* _Written problem_:
Set each record down exactly, excluding all images.

* _Dataset entries_:

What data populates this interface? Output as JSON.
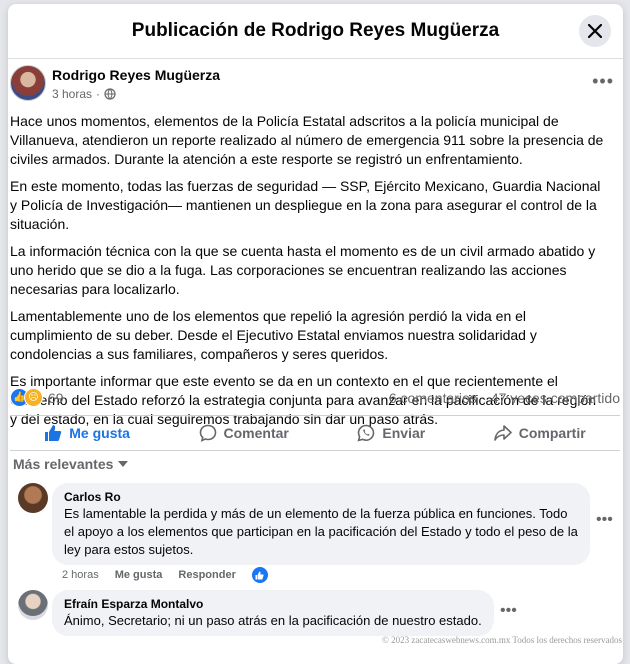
{
  "modal": {
    "title": "Publicación de Rodrigo Reyes Mugüerza"
  },
  "post": {
    "author": "Rodrigo Reyes Mugüerza",
    "time": "3 horas",
    "separator": "·",
    "privacy_icon": "globe-icon",
    "paragraphs": [
      "Hace unos momentos, elementos de la Policía Estatal adscritos a la policía municipal de Villanueva, atendieron un reporte realizado al número de emergencia 911 sobre la presencia de civiles armados. Durante la atención a este resporte se registró un enfrentamiento.",
      "En este momento, todas las fuerzas de seguridad — SSP, Ejército Mexicano, Guardia Nacional y Policía de Investigación— mantienen un despliegue en la zona para asegurar el control de la situación.",
      "La información técnica con la que se cuenta hasta el momento es de un civil armado abatido y uno herido que se dio a la fuga. Las corporaciones se encuentran realizando las acciones necesarias para localizarlo.",
      "Lamentablemente uno de los elementos que repelió la agresión perdió la vida en el cumplimiento de su deber. Desde el Ejecutivo Estatal enviamos nuestra solidaridad y condolencias a sus familiares, compañeros y seres queridos.",
      "Es importante informar que este evento se da en un contexto en el que recientemente el Gobierno del Estado reforzó la estrategia conjunta para avanzar en la pacificación de la región y del estado, en la cual seguiremos trabajando sin dar un paso atrás."
    ],
    "reaction_count": "69",
    "comments_count": "6 comentarios",
    "shares_count": "47 veces compartido"
  },
  "actions": {
    "like": "Me gusta",
    "comment": "Comentar",
    "send": "Enviar",
    "share": "Compartir"
  },
  "sort_label": "Más relevantes",
  "comments": [
    {
      "name": "Carlos Ro",
      "text": "Es lamentable la perdida y más de un elemento de la fuerza pública en funciones. Todo el apoyo a los elementos que participan en la pacificación del Estado y todo el peso de la ley para estos sujetos.",
      "time": "2 horas",
      "like": "Me gusta",
      "reply": "Responder"
    },
    {
      "name": "Efraín Esparza Montalvo",
      "text": "Ánimo, Secretario; ni un paso atrás en la pacificación de nuestro estado."
    }
  ],
  "watermark": "© 2023 zacatecaswebnews.com.mx Todos los derechos reservados",
  "colors": {
    "accent": "#1b74e4",
    "secondary_text": "#65676b"
  }
}
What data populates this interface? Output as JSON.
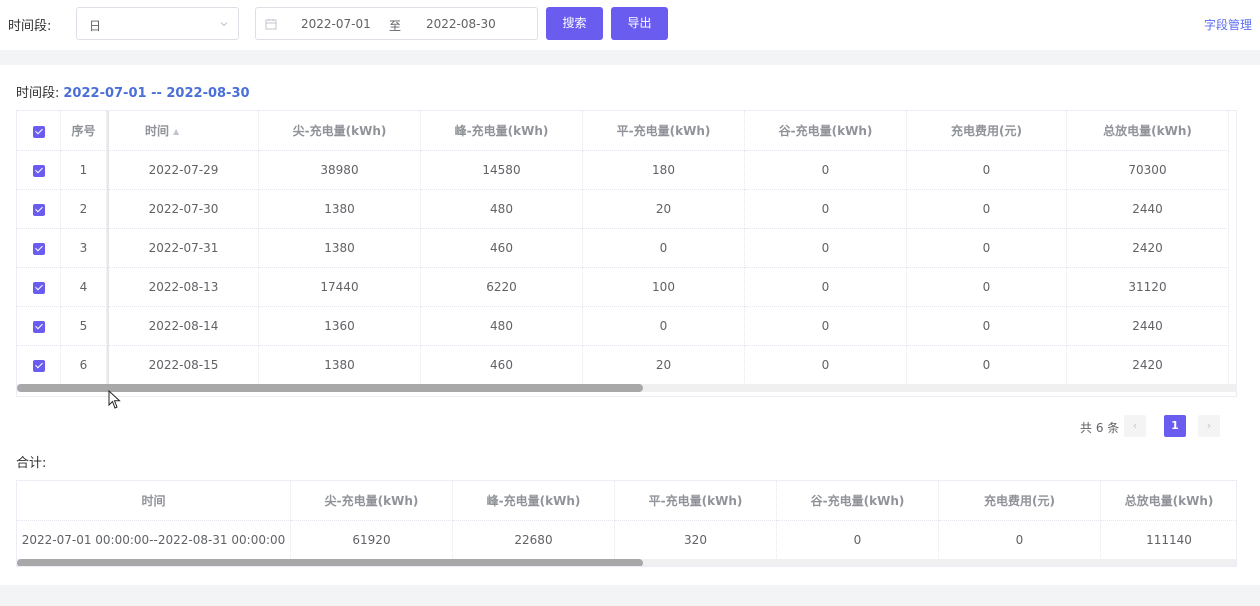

* _Completed task_:
What data populates this interface? Output as JSON.
{
  "modal": {
    "title": "Publicación de Rodrigo Reyes Mugüerza"
  },
  "post": {
    "author": "Rodrigo Reyes Mugüerza",
    "time": "3 horas",
    "separator": "·",
    "privacy_icon": "globe-icon",
    "paragraphs": [
      "Hace unos momentos, elementos de la Policía Estatal adscritos a la policía municipal de Villanueva, atendieron un reporte realizado al número de emergencia 911 sobre la presencia de civiles armados. Durante la atención a este resporte se registró un enfrentamiento.",
      "En este momento, todas las fuerzas de seguridad — SSP, Ejército Mexicano, Guardia Nacional y Policía de Investigación— mantienen un despliegue en la zona para asegurar el control de la situación.",
      "La información técnica con la que se cuenta hasta el momento es de un civil armado abatido y uno herido que se dio a la fuga. Las corporaciones se encuentran realizando las acciones necesarias para localizarlo.",
      "Lamentablemente uno de los elementos que repelió la agresión perdió la vida en el cumplimiento de su deber. Desde el Ejecutivo Estatal enviamos nuestra solidaridad y condolencias a sus familiares, compañeros y seres queridos.",
      "Es importante informar que este evento se da en un contexto en el que recientemente el Gobierno del Estado reforzó la estrategia conjunta para avanzar en la pacificación de la región y del estado, en la cual seguiremos trabajando sin dar un paso atrás."
    ],
    "reaction_count": "69",
    "comments_count": "6 comentarios",
    "shares_count": "47 veces compartido"
  },
  "actions": {
    "like": "Me gusta",
    "comment": "Comentar",
    "send": "Enviar",
    "share": "Compartir"
  },
  "sort_label": "Más relevantes",
  "comments": [
    {
      "name": "Carlos Ro",
      "text": "Es lamentable la perdida y más de un elemento de la fuerza pública en funciones. Todo el apoyo a los elementos que participan en la pacificación del Estado y todo el peso de la ley para estos sujetos.",
      "time": "2 horas",
      "like": "Me gusta",
      "reply": "Responder"
    },
    {
      "name": "Efraín Esparza Montalvo",
      "text": "Ánimo, Secretario; ni un paso atrás en la pacificación de nuestro estado."
    }
  ],
  "watermark": "© 2023 zacatecaswebnews.com.mx Todos los derechos reservados",
  "colors": {
    "accent": "#1b74e4",
    "secondary_text": "#65676b"
  }
}
What data populates this interface? Output as JSON.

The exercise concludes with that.